→ WRITTEN TASK:
State how many lines of the records contain the string "щита", and give no other information.

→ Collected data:

# # # # #

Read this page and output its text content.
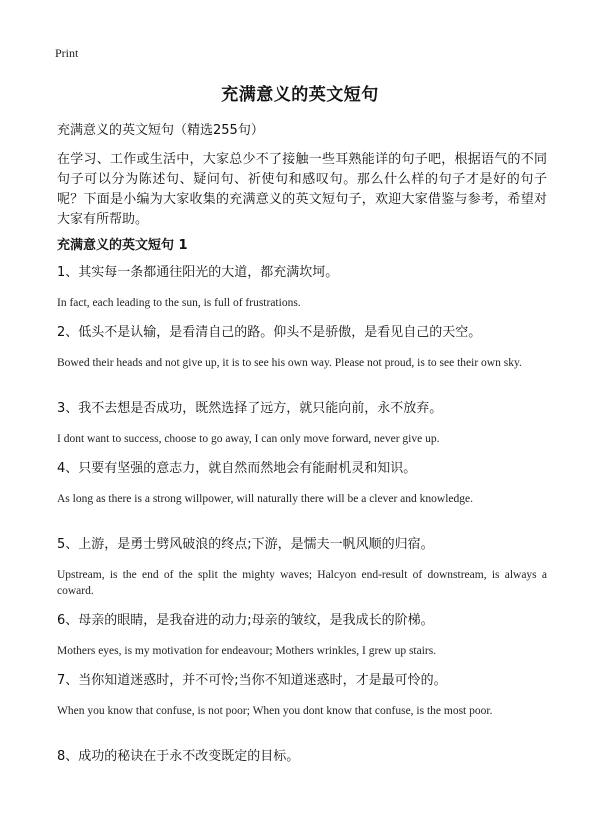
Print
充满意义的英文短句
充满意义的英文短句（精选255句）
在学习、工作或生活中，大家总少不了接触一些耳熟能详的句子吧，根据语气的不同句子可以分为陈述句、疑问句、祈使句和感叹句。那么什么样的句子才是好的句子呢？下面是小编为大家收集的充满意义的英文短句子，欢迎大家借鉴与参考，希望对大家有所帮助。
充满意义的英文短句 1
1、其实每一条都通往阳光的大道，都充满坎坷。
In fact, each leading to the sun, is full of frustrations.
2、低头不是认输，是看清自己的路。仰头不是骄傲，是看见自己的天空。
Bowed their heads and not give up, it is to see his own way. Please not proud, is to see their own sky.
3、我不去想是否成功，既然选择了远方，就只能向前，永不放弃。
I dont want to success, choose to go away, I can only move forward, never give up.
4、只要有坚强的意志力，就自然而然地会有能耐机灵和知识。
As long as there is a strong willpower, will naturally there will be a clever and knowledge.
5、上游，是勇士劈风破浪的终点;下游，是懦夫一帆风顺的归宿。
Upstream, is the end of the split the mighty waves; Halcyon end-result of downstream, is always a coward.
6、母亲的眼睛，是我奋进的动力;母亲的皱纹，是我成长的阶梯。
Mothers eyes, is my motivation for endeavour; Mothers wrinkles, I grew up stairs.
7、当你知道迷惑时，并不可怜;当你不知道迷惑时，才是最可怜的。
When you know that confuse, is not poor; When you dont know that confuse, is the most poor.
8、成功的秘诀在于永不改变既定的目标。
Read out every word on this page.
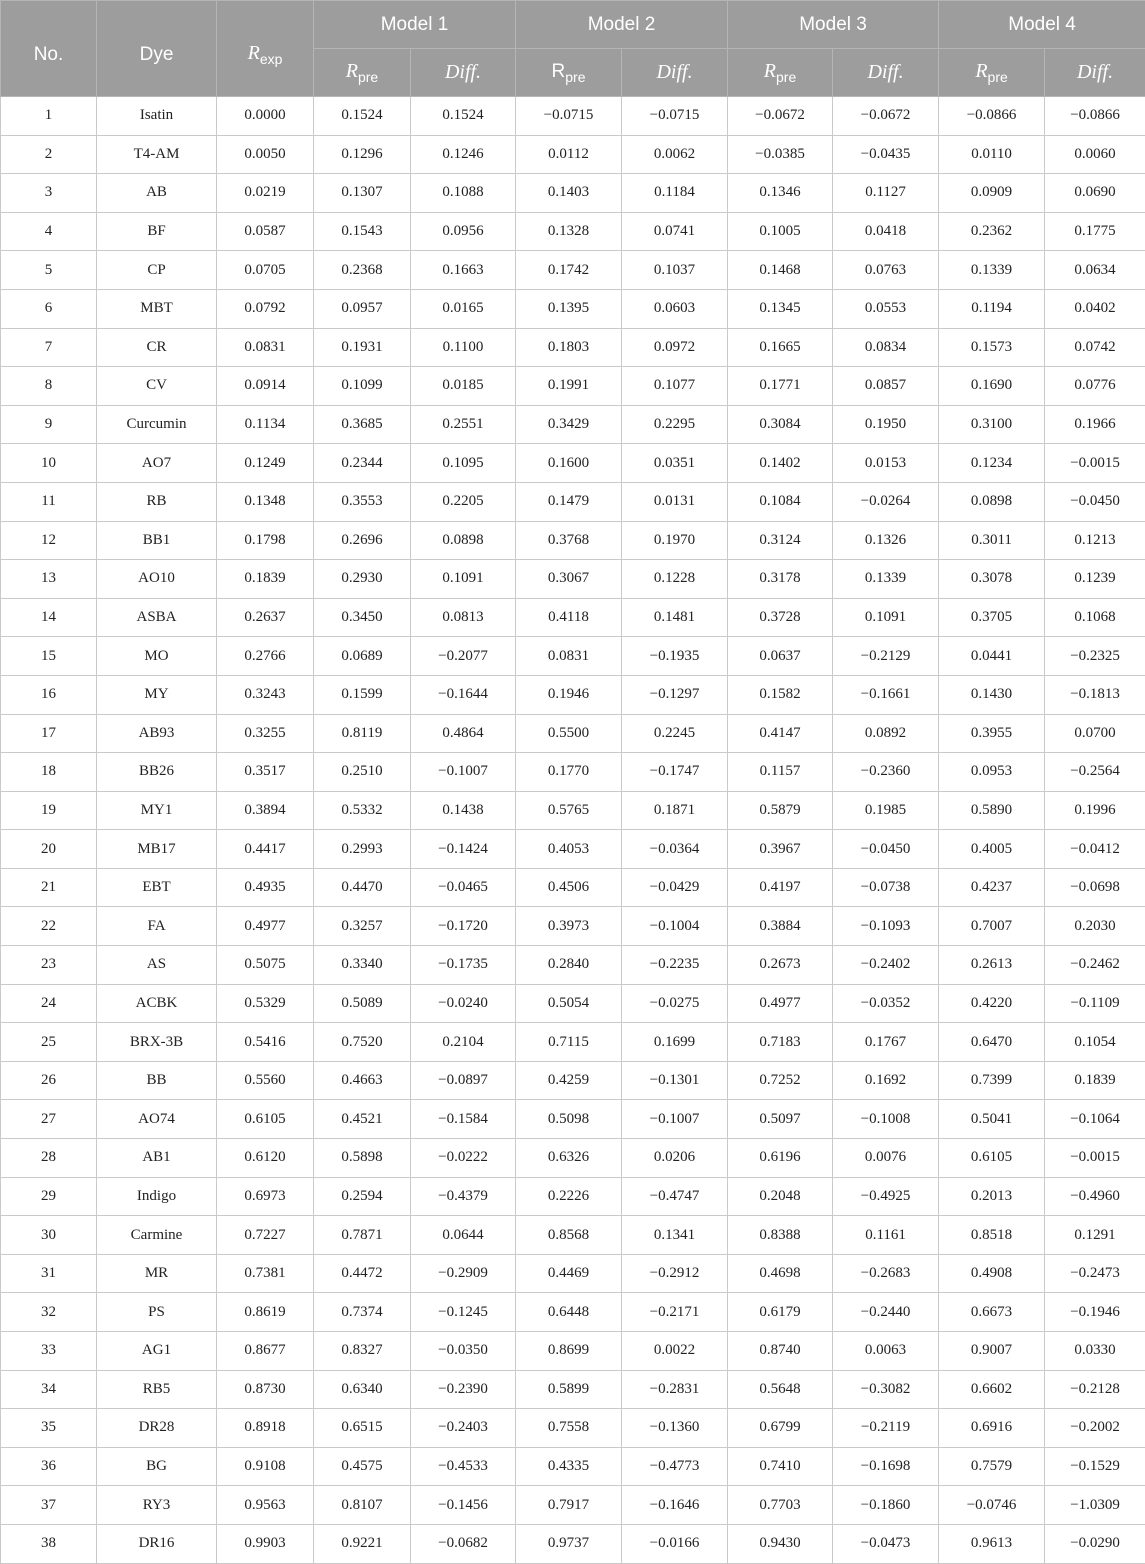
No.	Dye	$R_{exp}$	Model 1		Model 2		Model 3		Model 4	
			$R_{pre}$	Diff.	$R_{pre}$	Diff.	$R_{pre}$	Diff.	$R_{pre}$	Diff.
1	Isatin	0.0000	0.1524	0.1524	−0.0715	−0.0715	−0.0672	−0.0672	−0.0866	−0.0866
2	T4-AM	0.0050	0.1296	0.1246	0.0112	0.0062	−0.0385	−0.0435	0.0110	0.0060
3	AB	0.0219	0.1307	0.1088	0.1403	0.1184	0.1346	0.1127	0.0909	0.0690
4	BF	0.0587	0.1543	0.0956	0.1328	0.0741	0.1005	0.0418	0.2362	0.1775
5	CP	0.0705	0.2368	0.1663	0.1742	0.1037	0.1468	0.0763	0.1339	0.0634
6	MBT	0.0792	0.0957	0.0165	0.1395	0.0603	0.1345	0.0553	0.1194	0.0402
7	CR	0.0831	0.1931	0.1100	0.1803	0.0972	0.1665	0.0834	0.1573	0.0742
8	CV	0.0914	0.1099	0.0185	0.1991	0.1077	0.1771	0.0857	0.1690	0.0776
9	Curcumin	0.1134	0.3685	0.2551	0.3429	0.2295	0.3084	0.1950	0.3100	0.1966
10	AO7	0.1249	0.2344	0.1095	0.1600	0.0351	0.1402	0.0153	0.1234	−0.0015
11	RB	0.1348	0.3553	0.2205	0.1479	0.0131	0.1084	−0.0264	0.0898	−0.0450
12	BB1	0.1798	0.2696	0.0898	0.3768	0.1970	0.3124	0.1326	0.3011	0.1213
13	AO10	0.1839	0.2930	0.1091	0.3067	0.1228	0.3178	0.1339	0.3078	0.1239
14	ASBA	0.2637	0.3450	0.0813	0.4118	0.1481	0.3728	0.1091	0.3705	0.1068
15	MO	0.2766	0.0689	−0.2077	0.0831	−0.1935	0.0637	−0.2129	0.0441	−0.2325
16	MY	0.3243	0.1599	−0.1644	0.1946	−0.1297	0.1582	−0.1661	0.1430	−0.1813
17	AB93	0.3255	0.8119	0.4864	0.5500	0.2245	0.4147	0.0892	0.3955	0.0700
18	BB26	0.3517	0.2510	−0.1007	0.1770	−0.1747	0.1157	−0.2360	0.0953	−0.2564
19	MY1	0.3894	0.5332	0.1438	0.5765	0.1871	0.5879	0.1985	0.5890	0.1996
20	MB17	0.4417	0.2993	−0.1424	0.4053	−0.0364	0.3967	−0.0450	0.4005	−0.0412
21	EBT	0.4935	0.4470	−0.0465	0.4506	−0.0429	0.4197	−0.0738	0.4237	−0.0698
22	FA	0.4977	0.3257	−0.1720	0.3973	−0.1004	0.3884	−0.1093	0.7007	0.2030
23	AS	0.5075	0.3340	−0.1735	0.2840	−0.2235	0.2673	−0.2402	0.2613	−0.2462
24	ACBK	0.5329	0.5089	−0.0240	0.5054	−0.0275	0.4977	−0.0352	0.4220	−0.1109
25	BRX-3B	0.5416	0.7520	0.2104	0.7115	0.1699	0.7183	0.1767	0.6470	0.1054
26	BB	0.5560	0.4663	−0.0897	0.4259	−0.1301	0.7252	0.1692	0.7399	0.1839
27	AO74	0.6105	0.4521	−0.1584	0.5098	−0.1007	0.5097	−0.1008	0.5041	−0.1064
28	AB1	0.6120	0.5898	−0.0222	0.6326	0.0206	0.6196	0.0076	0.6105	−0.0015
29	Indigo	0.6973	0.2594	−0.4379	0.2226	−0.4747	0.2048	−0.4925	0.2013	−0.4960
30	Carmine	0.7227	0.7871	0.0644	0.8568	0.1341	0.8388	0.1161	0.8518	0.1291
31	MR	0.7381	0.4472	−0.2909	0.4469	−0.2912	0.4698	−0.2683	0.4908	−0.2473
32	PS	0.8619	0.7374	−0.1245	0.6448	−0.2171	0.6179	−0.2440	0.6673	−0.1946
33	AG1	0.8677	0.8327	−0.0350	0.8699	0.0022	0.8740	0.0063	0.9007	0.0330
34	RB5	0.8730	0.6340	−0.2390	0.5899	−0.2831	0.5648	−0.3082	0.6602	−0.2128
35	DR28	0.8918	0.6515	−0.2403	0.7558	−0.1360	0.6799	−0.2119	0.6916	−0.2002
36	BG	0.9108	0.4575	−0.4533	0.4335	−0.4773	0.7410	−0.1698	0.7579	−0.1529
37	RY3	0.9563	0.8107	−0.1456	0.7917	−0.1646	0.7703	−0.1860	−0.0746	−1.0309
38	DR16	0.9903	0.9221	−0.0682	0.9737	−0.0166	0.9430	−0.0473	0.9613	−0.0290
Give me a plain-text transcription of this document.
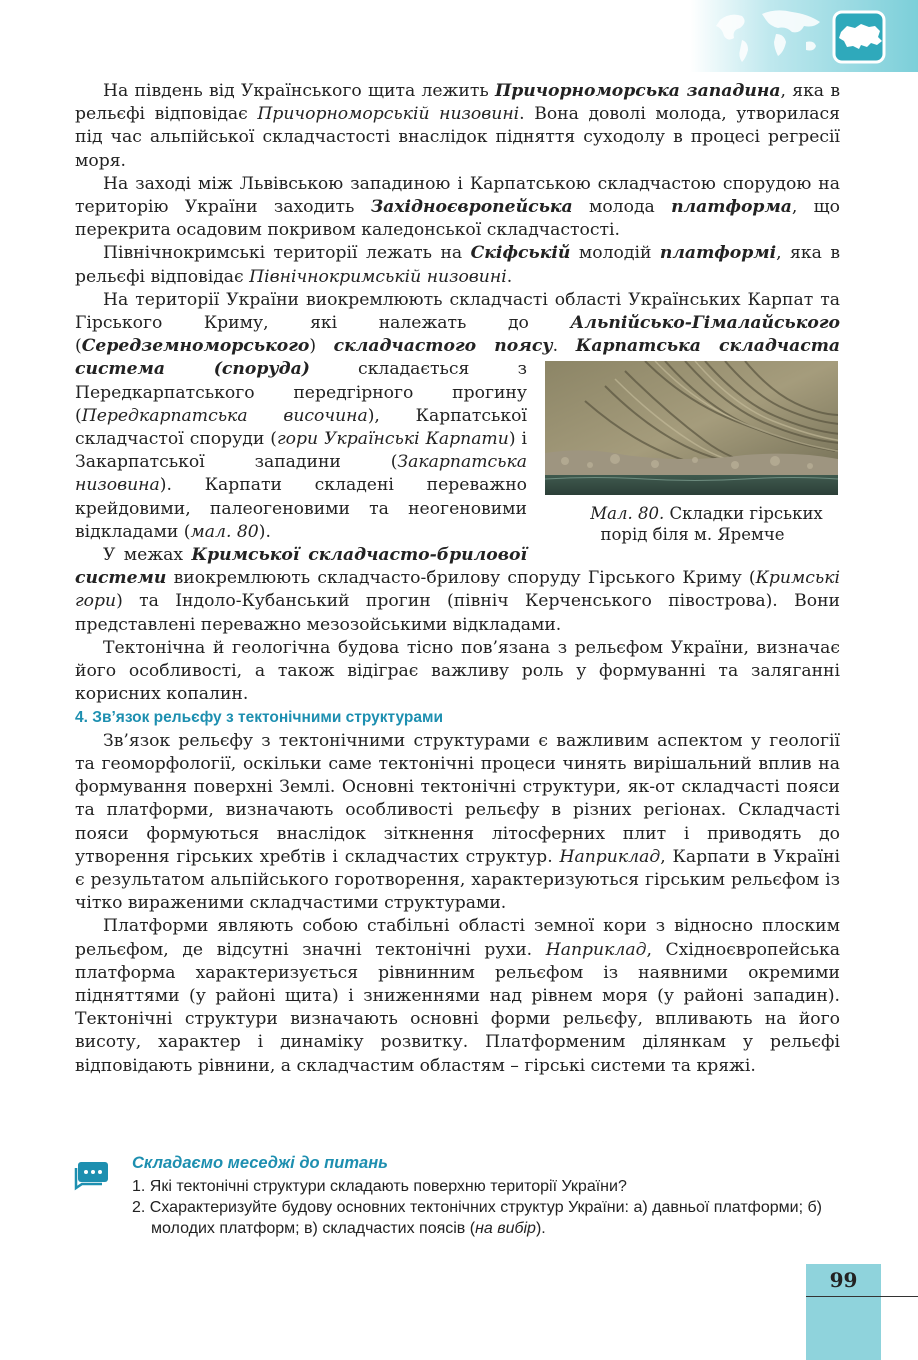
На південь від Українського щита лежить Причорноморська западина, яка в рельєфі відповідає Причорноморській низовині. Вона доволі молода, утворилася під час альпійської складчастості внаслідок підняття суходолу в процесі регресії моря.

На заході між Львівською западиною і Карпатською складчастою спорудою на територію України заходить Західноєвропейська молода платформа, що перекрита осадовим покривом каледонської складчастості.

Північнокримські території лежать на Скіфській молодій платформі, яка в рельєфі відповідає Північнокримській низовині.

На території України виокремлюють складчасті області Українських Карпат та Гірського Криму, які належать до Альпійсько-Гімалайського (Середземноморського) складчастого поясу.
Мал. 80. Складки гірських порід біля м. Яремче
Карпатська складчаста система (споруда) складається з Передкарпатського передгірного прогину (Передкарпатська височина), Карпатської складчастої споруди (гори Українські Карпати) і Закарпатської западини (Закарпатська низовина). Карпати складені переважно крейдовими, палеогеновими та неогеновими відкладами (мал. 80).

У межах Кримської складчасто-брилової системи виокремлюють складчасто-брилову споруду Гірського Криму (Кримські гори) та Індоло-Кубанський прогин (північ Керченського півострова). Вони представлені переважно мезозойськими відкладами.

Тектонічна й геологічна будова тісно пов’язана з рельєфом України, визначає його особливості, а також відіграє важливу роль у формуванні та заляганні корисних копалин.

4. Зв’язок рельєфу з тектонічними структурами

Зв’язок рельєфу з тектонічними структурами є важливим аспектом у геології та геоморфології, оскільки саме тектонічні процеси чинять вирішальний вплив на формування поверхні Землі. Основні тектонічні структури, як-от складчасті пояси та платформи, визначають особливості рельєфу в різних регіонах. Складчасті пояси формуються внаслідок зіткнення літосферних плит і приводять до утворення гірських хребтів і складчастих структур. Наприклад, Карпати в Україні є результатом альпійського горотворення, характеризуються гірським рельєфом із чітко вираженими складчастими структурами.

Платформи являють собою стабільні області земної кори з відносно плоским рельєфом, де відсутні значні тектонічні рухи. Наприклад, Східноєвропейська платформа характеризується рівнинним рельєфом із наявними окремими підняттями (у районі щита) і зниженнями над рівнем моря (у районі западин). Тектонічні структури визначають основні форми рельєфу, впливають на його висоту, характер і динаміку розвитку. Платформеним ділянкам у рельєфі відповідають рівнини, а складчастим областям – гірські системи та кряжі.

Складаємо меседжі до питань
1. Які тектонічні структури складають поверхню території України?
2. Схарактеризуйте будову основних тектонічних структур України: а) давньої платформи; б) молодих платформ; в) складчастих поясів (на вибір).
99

# # # # #

→ ANSWER TO THIS PROBLEM:
2